- RECORDS FOR THE TASK:

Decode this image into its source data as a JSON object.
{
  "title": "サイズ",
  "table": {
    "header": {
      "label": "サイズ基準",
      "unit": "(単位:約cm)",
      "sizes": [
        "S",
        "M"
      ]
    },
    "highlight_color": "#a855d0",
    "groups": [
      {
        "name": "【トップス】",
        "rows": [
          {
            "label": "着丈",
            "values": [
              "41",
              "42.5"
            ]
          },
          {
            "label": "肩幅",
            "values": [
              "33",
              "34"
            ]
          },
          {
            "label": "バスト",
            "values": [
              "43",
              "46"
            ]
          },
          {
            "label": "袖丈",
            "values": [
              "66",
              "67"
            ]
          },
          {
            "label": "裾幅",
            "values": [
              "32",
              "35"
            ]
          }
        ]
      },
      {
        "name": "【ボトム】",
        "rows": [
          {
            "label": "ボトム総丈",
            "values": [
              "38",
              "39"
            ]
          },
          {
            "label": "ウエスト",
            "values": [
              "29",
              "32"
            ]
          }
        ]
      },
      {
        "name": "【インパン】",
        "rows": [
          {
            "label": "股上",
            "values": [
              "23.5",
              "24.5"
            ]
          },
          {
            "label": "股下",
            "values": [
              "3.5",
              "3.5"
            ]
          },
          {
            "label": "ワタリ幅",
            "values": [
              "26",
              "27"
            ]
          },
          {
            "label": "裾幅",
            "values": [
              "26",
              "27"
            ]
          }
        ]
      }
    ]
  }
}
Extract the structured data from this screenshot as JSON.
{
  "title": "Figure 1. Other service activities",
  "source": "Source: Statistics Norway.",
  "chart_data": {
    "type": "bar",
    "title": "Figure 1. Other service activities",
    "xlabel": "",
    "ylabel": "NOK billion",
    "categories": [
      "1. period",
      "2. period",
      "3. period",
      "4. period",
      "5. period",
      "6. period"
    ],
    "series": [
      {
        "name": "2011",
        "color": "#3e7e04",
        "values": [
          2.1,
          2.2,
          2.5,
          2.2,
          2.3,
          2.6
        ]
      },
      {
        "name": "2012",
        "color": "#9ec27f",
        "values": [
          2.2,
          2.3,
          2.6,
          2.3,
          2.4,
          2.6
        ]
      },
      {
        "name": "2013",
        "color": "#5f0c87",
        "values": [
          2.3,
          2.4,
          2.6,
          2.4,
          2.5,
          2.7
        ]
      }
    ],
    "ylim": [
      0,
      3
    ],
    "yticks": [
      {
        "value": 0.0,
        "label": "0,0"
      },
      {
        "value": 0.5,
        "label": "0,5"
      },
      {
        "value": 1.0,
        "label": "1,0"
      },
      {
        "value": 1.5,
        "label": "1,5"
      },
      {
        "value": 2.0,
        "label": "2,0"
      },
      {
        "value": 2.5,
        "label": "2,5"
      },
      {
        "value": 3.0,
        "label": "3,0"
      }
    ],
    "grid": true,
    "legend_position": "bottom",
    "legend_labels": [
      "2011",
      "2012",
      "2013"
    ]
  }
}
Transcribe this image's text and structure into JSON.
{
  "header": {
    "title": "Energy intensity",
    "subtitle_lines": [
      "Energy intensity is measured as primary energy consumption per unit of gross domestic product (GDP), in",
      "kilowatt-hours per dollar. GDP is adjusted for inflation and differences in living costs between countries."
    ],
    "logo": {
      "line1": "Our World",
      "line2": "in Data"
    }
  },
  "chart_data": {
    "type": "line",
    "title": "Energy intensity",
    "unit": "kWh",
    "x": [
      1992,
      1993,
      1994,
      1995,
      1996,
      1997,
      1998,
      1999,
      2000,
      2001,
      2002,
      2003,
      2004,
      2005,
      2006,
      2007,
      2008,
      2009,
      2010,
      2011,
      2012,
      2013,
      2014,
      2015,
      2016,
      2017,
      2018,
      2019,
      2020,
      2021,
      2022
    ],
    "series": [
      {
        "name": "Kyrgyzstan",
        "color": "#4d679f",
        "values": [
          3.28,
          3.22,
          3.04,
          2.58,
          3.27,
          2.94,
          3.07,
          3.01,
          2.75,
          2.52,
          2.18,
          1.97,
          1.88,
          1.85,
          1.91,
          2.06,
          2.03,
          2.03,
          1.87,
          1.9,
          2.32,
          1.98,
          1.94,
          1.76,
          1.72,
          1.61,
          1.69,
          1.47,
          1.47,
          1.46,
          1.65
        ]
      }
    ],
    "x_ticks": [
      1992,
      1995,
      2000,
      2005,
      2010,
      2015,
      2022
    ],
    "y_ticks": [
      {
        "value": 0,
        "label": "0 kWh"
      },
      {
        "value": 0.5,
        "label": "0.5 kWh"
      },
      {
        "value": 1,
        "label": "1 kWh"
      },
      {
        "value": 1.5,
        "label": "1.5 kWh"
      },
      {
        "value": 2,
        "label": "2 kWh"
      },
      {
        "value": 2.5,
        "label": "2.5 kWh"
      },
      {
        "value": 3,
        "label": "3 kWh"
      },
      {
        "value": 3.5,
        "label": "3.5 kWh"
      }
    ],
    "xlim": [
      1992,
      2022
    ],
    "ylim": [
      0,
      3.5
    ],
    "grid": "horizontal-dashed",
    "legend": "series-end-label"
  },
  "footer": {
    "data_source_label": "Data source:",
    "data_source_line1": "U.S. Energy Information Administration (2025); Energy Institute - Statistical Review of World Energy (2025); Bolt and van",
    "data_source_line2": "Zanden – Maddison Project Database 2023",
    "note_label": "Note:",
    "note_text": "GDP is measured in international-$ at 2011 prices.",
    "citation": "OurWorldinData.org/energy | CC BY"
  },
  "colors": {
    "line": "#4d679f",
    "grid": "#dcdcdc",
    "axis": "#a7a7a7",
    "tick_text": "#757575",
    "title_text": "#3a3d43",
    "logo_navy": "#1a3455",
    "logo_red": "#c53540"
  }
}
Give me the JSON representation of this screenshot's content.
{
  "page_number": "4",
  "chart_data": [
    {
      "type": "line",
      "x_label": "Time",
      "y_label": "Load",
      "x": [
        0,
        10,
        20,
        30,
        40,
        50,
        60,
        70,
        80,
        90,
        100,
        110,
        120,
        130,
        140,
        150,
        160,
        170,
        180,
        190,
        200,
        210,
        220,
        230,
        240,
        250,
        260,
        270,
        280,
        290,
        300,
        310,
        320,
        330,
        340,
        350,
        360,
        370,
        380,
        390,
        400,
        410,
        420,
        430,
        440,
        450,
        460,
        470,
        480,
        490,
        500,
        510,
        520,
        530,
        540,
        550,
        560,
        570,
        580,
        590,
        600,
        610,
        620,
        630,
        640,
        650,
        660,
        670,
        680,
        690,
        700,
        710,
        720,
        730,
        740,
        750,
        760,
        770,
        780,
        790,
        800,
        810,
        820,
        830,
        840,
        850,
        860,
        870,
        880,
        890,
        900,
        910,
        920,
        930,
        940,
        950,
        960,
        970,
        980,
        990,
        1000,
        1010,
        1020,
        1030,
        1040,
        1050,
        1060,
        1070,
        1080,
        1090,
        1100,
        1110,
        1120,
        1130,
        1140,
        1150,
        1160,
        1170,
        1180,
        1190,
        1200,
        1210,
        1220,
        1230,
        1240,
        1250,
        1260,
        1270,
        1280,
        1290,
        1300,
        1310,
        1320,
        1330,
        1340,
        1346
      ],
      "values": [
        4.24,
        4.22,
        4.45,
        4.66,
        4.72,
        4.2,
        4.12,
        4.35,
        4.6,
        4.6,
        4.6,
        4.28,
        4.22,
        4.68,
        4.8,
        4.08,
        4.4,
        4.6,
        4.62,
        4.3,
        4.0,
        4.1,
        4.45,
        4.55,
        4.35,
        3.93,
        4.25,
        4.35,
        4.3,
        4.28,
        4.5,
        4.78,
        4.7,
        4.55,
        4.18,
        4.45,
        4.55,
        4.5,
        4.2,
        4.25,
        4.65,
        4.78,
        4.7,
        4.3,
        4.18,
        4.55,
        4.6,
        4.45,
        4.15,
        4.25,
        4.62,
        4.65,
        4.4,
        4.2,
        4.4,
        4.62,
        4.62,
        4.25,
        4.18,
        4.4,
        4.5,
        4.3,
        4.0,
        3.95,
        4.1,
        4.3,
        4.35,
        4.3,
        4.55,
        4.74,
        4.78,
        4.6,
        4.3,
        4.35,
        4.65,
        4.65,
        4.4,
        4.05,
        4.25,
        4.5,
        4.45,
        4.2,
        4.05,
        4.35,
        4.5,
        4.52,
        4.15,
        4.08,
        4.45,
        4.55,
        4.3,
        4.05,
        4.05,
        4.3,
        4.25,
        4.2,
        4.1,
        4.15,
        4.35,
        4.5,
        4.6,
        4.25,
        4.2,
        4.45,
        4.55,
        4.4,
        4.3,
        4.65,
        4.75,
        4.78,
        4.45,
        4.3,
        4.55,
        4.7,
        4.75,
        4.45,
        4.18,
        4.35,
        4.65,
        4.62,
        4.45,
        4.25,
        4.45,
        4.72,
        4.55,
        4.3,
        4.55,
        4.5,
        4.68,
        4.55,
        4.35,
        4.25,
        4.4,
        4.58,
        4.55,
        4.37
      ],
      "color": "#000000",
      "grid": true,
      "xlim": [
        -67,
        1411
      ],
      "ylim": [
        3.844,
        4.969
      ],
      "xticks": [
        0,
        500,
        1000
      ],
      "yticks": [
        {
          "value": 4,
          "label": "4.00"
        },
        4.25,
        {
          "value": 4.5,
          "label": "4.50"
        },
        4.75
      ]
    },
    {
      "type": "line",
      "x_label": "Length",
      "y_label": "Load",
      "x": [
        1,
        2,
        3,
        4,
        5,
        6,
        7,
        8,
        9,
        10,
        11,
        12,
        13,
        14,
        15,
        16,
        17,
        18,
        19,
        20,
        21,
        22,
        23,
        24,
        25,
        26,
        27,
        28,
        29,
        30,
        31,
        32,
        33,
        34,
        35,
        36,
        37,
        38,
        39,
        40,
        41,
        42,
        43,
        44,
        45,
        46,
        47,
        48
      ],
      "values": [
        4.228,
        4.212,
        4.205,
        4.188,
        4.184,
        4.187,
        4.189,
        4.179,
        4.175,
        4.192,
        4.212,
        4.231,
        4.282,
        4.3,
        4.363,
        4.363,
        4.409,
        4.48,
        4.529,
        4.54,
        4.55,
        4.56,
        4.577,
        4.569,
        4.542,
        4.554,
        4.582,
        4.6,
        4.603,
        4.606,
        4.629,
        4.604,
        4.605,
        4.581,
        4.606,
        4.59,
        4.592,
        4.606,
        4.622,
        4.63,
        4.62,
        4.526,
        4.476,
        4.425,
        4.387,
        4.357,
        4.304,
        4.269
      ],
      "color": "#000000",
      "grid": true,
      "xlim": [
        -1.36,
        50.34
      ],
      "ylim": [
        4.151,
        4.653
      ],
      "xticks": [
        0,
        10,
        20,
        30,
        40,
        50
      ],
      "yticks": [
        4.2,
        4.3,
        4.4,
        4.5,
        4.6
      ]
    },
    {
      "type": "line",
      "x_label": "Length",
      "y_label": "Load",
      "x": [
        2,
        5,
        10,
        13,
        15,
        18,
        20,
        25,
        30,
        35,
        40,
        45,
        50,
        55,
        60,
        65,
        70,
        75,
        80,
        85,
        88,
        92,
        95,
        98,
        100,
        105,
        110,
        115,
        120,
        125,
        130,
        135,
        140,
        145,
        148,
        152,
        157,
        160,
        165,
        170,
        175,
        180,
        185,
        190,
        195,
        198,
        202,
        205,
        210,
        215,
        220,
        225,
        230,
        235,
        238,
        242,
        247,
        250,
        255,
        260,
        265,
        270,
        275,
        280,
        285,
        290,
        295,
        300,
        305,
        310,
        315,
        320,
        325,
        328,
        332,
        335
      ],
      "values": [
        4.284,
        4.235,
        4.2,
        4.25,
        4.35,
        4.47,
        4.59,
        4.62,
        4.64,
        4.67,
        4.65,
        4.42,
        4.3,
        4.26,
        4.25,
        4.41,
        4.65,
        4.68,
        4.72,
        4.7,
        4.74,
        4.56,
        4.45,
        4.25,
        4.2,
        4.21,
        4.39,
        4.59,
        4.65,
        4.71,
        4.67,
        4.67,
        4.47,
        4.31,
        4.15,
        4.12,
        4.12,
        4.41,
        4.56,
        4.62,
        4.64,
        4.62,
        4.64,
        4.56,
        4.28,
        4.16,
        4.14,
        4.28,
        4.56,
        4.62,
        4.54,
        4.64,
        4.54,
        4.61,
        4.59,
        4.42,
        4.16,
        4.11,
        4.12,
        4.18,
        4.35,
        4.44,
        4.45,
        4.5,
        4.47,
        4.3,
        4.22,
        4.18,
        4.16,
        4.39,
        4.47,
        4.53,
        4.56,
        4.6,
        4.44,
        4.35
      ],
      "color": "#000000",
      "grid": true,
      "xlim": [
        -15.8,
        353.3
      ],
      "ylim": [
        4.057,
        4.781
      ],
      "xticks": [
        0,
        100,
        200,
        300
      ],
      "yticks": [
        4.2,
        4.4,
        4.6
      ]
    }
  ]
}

- PROBLEM: Check each line of the entries above for the word "name". List the ones that have it.

- OUTPUT OF THE TASK:
        "name": "【トップス】",
        "name": "【ボトム】",
        "name": "【インパン】",
        "name": "2011",
        "name": "2012",
        "name": "2013",
        "name": "Kyrgyzstan",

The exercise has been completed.